## START Data records

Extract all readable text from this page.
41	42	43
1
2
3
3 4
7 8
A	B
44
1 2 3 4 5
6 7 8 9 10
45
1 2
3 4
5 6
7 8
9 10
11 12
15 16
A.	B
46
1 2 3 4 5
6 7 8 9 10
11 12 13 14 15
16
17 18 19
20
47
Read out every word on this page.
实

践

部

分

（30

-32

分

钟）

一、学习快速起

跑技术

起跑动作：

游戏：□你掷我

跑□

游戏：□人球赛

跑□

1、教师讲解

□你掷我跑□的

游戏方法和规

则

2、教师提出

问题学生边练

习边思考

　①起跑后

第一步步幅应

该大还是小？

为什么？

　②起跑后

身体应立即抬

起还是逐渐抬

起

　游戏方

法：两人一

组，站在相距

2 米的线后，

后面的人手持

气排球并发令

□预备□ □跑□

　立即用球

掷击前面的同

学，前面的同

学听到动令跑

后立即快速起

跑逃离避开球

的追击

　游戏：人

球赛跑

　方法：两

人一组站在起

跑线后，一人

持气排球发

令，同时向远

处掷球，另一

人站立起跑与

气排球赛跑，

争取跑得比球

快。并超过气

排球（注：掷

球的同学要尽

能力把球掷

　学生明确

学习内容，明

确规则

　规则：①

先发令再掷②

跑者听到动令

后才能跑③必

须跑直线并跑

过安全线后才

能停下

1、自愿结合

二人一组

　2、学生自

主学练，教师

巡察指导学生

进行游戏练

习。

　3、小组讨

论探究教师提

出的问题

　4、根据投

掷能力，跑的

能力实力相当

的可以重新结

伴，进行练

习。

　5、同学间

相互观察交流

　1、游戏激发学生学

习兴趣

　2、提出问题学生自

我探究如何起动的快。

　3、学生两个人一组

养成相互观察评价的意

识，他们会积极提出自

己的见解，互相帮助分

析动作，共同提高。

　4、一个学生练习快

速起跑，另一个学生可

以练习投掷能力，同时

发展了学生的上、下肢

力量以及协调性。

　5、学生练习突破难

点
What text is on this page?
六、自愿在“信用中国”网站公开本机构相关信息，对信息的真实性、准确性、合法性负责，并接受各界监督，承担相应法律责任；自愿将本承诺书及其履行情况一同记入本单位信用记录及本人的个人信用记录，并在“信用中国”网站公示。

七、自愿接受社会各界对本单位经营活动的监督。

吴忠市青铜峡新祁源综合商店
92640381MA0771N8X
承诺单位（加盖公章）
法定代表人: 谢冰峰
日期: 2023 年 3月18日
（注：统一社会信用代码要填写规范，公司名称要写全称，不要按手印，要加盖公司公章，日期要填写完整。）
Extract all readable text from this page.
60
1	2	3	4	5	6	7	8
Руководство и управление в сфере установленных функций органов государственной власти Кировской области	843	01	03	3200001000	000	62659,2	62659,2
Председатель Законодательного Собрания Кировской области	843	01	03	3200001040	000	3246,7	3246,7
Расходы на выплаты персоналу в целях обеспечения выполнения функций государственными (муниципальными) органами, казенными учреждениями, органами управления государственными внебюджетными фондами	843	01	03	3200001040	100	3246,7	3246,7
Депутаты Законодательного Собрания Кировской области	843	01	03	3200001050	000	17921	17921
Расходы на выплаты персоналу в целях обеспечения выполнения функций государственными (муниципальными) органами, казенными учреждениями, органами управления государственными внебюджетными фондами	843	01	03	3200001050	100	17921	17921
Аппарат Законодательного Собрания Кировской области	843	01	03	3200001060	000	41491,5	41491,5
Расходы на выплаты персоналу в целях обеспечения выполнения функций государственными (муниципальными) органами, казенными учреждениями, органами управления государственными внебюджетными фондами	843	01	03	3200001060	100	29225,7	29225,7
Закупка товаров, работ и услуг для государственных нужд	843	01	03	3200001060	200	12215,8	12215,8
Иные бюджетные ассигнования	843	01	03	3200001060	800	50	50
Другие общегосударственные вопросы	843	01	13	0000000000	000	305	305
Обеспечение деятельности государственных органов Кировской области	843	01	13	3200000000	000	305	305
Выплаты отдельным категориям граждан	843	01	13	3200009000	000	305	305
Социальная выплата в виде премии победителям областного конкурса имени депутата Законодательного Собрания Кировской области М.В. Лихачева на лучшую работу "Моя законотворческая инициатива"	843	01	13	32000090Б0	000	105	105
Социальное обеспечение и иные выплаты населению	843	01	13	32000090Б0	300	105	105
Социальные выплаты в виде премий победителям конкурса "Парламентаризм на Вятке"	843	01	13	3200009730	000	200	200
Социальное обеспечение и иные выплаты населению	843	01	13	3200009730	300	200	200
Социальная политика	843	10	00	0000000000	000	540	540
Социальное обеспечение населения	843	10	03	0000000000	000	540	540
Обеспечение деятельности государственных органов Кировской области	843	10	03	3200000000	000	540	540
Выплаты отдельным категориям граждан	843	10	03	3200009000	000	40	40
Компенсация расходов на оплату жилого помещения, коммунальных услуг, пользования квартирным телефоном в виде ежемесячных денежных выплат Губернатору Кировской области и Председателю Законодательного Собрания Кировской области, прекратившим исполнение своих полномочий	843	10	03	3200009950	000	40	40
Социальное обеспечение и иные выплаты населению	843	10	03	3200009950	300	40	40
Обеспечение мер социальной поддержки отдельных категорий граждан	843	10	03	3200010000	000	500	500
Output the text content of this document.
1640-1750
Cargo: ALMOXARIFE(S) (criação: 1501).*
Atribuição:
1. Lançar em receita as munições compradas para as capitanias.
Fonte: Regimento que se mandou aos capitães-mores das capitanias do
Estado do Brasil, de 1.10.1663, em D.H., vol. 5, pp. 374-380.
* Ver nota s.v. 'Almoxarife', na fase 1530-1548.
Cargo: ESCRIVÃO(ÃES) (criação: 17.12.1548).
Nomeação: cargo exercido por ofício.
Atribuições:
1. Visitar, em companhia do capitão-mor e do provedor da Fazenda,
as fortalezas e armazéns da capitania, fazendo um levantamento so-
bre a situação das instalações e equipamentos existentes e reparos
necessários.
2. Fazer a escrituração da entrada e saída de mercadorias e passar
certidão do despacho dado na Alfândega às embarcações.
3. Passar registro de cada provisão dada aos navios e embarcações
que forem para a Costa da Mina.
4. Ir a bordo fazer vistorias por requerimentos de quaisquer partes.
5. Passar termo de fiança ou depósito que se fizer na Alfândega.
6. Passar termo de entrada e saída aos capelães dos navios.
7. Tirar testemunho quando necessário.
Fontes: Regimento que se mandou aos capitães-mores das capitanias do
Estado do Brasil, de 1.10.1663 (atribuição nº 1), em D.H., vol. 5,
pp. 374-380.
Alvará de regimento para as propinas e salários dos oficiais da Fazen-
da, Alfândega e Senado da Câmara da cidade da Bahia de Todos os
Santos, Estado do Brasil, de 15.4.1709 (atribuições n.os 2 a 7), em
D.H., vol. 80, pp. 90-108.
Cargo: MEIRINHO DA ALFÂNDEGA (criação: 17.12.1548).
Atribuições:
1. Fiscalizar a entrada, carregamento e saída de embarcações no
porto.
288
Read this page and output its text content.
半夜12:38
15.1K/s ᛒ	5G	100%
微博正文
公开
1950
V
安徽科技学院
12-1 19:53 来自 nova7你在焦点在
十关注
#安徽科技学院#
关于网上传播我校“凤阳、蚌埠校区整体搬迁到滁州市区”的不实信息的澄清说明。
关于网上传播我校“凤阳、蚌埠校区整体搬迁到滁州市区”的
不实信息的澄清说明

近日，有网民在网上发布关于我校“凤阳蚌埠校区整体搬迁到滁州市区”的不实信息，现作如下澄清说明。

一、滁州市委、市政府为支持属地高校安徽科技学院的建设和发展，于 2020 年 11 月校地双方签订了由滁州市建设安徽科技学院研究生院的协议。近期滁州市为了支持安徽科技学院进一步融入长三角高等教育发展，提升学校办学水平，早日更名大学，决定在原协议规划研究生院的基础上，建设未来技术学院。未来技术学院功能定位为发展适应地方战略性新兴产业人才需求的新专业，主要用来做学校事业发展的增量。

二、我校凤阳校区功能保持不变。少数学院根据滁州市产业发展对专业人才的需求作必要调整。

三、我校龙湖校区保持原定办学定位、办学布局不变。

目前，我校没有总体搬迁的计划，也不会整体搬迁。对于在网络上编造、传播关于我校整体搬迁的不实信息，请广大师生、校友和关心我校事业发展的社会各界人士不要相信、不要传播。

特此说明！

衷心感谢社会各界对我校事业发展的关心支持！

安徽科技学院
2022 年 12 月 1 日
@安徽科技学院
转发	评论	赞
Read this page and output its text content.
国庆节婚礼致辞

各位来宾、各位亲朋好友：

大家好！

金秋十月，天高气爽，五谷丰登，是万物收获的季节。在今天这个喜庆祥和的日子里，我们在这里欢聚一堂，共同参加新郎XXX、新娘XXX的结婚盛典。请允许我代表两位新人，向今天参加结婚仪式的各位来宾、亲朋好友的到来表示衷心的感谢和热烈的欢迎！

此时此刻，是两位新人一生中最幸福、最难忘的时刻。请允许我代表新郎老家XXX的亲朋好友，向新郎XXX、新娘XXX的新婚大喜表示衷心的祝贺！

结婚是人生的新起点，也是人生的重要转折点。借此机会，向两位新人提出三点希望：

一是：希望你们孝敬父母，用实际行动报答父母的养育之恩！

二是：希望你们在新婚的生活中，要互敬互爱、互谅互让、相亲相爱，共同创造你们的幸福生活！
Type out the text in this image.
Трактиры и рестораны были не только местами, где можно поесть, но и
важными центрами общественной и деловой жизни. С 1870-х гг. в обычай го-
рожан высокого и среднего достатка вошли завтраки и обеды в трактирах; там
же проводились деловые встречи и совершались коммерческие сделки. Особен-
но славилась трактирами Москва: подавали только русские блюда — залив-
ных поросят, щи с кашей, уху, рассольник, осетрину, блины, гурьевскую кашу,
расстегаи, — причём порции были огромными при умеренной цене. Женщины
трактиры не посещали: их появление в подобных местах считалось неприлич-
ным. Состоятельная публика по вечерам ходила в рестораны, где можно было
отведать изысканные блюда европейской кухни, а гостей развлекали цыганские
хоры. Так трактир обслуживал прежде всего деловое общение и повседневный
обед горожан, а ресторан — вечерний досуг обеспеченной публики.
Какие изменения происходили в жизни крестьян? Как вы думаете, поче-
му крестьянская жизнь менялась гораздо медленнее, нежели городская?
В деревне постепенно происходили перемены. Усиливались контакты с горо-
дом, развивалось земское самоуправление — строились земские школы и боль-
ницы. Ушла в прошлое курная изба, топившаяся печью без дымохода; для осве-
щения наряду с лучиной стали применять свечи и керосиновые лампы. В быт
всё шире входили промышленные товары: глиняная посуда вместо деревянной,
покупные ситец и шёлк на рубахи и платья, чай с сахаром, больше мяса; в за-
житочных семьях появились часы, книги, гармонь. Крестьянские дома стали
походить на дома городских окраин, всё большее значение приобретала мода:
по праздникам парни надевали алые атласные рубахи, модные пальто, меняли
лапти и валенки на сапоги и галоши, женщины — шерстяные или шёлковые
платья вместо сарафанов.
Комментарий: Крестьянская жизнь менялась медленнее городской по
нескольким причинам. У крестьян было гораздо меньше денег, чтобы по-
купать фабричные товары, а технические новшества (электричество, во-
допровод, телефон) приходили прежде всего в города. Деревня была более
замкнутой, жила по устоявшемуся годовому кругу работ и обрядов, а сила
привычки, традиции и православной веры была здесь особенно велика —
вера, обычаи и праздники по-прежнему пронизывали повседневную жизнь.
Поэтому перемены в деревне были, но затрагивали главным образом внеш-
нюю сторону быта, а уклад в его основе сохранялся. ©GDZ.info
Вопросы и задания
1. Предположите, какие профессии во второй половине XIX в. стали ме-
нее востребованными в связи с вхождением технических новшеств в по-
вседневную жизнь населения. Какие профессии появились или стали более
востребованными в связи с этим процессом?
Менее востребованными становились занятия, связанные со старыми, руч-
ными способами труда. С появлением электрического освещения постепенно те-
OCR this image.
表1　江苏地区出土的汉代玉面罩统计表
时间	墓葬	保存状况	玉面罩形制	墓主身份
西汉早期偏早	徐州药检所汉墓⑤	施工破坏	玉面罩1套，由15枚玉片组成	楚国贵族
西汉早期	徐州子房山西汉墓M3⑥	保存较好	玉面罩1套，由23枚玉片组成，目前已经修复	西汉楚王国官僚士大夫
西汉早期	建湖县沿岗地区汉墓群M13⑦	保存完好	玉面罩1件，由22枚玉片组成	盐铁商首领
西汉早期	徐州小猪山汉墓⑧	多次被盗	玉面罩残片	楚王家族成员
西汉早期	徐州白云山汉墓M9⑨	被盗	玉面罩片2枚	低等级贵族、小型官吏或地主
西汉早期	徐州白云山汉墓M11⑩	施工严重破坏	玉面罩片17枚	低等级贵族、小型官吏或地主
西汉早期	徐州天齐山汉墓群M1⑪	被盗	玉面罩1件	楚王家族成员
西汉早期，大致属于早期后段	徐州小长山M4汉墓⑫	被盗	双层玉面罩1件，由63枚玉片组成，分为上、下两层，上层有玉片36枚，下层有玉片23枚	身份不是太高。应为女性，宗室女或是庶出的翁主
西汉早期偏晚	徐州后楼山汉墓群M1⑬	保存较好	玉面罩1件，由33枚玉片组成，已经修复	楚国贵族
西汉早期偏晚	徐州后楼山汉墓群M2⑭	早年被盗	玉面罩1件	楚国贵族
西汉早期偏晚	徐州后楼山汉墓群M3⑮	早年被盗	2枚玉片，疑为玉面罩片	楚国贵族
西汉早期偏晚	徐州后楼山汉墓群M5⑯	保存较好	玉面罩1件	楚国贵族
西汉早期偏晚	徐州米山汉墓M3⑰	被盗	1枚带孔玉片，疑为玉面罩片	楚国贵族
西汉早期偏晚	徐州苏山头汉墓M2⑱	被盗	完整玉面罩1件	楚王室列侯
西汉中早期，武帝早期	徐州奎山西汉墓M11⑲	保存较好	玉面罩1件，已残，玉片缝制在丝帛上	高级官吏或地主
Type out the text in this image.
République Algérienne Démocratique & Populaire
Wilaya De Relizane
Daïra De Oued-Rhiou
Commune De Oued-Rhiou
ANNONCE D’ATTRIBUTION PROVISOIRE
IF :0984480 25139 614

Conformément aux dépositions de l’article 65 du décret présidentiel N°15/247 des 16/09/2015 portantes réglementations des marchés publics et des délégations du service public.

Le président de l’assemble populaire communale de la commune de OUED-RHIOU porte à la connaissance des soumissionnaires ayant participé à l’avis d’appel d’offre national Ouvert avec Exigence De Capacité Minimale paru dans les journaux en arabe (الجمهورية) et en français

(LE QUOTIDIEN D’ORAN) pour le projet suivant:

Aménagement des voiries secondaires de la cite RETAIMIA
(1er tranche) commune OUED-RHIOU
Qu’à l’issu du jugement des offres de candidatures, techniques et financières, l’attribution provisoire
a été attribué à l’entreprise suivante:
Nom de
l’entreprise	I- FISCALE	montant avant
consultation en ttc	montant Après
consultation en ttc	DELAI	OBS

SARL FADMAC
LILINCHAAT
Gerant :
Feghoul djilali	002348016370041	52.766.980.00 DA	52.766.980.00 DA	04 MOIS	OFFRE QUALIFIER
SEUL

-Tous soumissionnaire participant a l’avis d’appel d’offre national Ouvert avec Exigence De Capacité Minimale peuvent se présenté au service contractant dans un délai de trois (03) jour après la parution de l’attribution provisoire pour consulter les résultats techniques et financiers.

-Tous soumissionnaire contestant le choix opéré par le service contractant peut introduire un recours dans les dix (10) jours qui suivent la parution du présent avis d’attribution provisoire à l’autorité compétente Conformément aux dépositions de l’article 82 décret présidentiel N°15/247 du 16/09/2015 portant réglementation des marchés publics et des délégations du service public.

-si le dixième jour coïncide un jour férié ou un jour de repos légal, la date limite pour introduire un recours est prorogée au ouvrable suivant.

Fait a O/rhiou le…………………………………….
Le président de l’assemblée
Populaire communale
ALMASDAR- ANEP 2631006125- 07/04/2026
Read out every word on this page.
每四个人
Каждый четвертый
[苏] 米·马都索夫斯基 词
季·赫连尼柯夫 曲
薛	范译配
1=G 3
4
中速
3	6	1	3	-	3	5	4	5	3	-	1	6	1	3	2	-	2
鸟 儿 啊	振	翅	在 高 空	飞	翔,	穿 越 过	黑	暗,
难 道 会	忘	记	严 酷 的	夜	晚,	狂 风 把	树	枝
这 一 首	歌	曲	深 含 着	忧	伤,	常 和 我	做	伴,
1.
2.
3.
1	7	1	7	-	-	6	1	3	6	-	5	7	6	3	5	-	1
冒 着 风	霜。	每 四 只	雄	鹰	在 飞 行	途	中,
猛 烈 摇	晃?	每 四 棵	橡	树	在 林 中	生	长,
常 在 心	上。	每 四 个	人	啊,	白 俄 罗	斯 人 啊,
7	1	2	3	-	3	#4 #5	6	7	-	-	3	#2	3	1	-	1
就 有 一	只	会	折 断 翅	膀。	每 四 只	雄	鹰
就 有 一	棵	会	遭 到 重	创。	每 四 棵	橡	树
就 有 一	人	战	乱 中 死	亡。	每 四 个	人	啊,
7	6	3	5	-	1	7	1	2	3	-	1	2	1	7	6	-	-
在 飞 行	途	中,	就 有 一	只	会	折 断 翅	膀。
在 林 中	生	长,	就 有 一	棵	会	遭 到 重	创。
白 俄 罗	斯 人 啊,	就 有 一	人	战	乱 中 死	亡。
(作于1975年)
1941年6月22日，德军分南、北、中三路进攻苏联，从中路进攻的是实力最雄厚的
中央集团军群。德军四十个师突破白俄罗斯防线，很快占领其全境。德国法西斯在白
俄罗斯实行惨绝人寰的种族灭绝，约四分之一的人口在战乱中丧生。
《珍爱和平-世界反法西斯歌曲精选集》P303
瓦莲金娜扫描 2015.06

## END Data records

» Objective: Give the count of lines holding the word "вместо", with no other words.

» Exercise output: 2